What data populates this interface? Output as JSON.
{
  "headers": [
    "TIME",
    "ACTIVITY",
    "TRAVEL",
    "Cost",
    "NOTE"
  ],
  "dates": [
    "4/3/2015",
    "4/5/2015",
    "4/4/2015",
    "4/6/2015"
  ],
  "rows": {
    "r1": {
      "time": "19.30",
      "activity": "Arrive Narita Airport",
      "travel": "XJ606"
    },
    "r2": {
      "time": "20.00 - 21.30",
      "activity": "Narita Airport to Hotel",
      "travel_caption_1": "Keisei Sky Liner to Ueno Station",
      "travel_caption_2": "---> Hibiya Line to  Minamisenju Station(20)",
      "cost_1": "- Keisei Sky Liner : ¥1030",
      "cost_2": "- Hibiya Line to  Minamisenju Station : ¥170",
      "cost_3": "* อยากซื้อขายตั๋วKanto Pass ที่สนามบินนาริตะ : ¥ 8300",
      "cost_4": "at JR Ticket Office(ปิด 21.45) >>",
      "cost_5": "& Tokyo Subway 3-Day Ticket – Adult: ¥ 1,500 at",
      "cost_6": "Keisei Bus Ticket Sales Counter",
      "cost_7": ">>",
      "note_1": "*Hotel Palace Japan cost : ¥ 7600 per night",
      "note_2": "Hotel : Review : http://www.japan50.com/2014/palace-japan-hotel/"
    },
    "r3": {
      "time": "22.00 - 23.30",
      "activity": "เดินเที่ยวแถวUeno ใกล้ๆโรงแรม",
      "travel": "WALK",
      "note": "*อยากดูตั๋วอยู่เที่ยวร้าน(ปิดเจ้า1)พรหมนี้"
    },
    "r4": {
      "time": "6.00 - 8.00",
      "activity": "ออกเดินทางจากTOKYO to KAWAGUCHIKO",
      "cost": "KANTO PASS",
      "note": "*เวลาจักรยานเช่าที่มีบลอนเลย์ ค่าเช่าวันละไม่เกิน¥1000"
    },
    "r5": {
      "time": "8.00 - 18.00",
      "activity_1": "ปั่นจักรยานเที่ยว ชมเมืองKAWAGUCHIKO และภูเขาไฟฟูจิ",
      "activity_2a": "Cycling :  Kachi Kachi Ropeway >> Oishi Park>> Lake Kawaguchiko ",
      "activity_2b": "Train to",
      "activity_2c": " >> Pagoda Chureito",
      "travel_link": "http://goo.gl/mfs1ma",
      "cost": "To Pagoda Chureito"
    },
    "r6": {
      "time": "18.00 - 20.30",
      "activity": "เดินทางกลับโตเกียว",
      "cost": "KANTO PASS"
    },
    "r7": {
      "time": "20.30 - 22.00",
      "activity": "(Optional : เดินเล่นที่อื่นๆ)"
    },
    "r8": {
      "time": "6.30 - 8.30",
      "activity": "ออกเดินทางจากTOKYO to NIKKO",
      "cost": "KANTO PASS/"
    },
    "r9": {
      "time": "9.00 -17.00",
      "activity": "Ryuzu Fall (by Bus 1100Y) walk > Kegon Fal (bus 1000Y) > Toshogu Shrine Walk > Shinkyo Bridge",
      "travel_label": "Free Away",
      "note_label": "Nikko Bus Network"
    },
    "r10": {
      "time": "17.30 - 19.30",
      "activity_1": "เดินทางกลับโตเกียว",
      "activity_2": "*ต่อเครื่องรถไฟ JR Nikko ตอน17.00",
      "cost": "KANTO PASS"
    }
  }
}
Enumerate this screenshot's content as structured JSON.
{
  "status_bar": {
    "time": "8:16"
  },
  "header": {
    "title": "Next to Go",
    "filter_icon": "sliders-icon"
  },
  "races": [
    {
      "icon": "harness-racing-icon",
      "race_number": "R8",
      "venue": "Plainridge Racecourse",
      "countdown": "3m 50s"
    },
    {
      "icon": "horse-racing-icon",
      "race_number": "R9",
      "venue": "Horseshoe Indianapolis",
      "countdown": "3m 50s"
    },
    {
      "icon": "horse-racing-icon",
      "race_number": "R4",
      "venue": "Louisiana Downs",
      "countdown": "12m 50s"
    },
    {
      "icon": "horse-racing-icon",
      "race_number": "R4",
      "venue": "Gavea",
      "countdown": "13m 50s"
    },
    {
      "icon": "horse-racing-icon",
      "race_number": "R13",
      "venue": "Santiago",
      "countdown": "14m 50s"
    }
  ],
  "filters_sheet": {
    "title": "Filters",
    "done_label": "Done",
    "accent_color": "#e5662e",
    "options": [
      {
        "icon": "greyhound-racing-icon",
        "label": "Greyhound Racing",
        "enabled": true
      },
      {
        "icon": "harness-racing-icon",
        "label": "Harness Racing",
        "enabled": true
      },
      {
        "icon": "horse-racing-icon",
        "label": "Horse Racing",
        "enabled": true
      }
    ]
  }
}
====================
§ **Given instruction**
Include both ends. Return the line holding "Enumerate this screenshot's" and all lines after it in the records above, exactly as written.

§ **Result for this task**
Enumerate this screenshot's content as structured JSON.
{
  "status_bar": {
    "time": "8:16"
  },
  "header": {
    "title": "Next to Go",
    "filter_icon": "sliders-icon"
  },
  "races": [
    {
      "icon": "harness-racing-icon",
      "race_number": "R8",
      "venue": "Plainridge Racecourse",
      "countdown": "3m 50s"
    },
    {
      "icon": "horse-racing-icon",
      "race_number": "R9",
      "venue": "Horseshoe Indianapolis",
      "countdown": "3m 50s"
    },
    {
      "icon": "horse-racing-icon",
      "race_number": "R4",
      "venue": "Louisiana Downs",
      "countdown": "12m 50s"
    },
    {
      "icon": "horse-racing-icon",
      "race_number": "R4",
      "venue": "Gavea",
      "countdown": "13m 50s"
    },
    {
      "icon": "horse-racing-icon",
      "race_number": "R13",
      "venue": "Santiago",
      "countdown": "14m 50s"
    }
  ],
  "filters_sheet": {
    "title": "Filters",
    "done_label": "Done",
    "accent_color": "#e5662e",
    "options": [
      {
        "icon": "greyhound-racing-icon",
        "label": "Greyhound Racing",
        "enabled": true
      },
      {
        "icon": "harness-racing-icon",
        "label": "Harness Racing",
        "enabled": true
      },
      {
        "icon": "horse-racing-icon",
        "label": "Horse Racing",
        "enabled": true
      }
    ]
  }
}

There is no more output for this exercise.